(Extracted data entries)
========================

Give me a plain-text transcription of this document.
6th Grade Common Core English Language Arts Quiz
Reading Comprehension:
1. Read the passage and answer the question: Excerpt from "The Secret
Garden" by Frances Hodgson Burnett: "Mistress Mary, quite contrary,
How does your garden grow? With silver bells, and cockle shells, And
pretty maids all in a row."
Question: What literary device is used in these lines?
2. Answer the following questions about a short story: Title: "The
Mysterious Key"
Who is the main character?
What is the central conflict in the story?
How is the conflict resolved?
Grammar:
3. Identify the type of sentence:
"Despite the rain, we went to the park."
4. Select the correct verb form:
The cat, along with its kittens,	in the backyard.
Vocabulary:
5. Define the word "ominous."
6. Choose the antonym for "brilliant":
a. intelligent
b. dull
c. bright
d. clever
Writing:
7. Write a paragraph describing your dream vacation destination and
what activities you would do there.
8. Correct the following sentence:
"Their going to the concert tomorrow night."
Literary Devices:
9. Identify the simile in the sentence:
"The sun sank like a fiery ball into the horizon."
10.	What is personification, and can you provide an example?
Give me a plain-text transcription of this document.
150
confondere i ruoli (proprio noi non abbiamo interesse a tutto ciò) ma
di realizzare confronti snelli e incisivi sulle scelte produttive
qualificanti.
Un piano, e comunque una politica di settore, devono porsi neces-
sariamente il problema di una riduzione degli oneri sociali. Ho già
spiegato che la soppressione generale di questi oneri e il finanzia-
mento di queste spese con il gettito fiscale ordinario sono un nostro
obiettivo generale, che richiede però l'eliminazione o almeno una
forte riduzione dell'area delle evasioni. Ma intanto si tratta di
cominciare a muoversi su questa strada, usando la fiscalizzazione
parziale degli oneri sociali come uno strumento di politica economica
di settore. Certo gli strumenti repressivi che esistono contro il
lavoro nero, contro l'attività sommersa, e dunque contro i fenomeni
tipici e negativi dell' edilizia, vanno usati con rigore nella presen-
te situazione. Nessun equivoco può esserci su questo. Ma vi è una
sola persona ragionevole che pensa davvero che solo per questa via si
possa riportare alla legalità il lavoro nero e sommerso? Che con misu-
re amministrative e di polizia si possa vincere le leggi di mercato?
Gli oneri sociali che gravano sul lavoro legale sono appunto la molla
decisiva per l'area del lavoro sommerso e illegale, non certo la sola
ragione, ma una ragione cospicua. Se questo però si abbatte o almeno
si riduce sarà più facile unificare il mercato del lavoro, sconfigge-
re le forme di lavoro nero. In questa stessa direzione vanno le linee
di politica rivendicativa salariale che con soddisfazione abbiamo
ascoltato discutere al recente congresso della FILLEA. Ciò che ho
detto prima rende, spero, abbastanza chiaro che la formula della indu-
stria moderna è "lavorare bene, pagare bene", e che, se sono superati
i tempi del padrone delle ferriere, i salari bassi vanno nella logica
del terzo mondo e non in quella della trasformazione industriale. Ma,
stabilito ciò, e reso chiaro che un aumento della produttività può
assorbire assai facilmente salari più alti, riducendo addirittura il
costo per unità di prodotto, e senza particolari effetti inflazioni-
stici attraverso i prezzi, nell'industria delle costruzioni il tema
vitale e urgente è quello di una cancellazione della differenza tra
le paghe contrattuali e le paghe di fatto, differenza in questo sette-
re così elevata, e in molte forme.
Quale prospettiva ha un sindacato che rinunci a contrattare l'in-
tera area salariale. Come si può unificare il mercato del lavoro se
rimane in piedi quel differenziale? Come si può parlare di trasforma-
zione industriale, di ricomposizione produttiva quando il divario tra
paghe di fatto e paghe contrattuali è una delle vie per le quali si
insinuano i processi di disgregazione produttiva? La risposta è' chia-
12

========================

Type the material above out again, exactly.

Solution ▸
Give me a plain-text transcription of this document.
6th Grade Common Core English Language Arts Quiz
Reading Comprehension:
1. Read the passage and answer the question: Excerpt from "The Secret
Garden" by Frances Hodgson Burnett: "Mistress Mary, quite contrary,
How does your garden grow? With silver bells, and cockle shells, And
pretty maids all in a row."
Question: What literary device is used in these lines?
2. Answer the following questions about a short story: Title: "The
Mysterious Key"
Who is the main character?
What is the central conflict in the story?
How is the conflict resolved?
Grammar:
3. Identify the type of sentence:
"Despite the rain, we went to the park."
4. Select the correct verb form:
The cat, along with its kittens,	in the backyard.
Vocabulary:
5. Define the word "ominous."
6. Choose the antonym for "brilliant":
a. intelligent
b. dull
c. bright
d. clever
Writing:
7. Write a paragraph describing your dream vacation destination and
what activities you would do there.
8. Correct the following sentence:
"Their going to the concert tomorrow night."
Literary Devices:
9. Identify the simile in the sentence:
"The sun sank like a fiery ball into the horizon."
10.	What is personification, and can you provide an example?
Give me a plain-text transcription of this document.
150
confondere i ruoli (proprio noi non abbiamo interesse a tutto ciò) ma
di realizzare confronti snelli e incisivi sulle scelte produttive
qualificanti.
Un piano, e comunque una politica di settore, devono porsi neces-
sariamente il problema di una riduzione degli oneri sociali. Ho già
spiegato che la soppressione generale di questi oneri e il finanzia-
mento di queste spese con il gettito fiscale ordinario sono un nostro
obiettivo generale, che richiede però l'eliminazione o almeno una
forte riduzione dell'area delle evasioni. Ma intanto si tratta di
cominciare a muoversi su questa strada, usando la fiscalizzazione
parziale degli oneri sociali come uno strumento di politica economica
di settore. Certo gli strumenti repressivi che esistono contro il
lavoro nero, contro l'attività sommersa, e dunque contro i fenomeni
tipici e negativi dell' edilizia, vanno usati con rigore nella presen-
te situazione. Nessun equivoco può esserci su questo. Ma vi è una
sola persona ragionevole che pensa davvero che solo per questa via si
possa riportare alla legalità il lavoro nero e sommerso? Che con misu-
re amministrative e di polizia si possa vincere le leggi di mercato?
Gli oneri sociali che gravano sul lavoro legale sono appunto la molla
decisiva per l'area del lavoro sommerso e illegale, non certo la sola
ragione, ma una ragione cospicua. Se questo però si abbatte o almeno
si riduce sarà più facile unificare il mercato del lavoro, sconfigge-
re le forme di lavoro nero. In questa stessa direzione vanno le linee
di politica rivendicativa salariale che con soddisfazione abbiamo
ascoltato discutere al recente congresso della FILLEA. Ciò che ho
detto prima rende, spero, abbastanza chiaro che la formula della indu-
stria moderna è "lavorare bene, pagare bene", e che, se sono superati
i tempi del padrone delle ferriere, i salari bassi vanno nella logica
del terzo mondo e non in quella della trasformazione industriale. Ma,
stabilito ciò, e reso chiaro che un aumento della produttività può
assorbire assai facilmente salari più alti, riducendo addirittura il
costo per unità di prodotto, e senza particolari effetti inflazioni-
stici attraverso i prezzi, nell'industria delle costruzioni il tema
vitale e urgente è quello di una cancellazione della differenza tra
le paghe contrattuali e le paghe di fatto, differenza in questo sette-
re così elevata, e in molte forme.
Quale prospettiva ha un sindacato che rinunci a contrattare l'in-
tera area salariale. Come si può unificare il mercato del lavoro se
rimane in piedi quel differenziale? Come si può parlare di trasforma-
zione industriale, di ricomposizione produttiva quando il divario tra
paghe di fatto e paghe contrattuali è una delle vie per le quali si
insinuano i processi di disgregazione produttiva? La risposta è' chia-
12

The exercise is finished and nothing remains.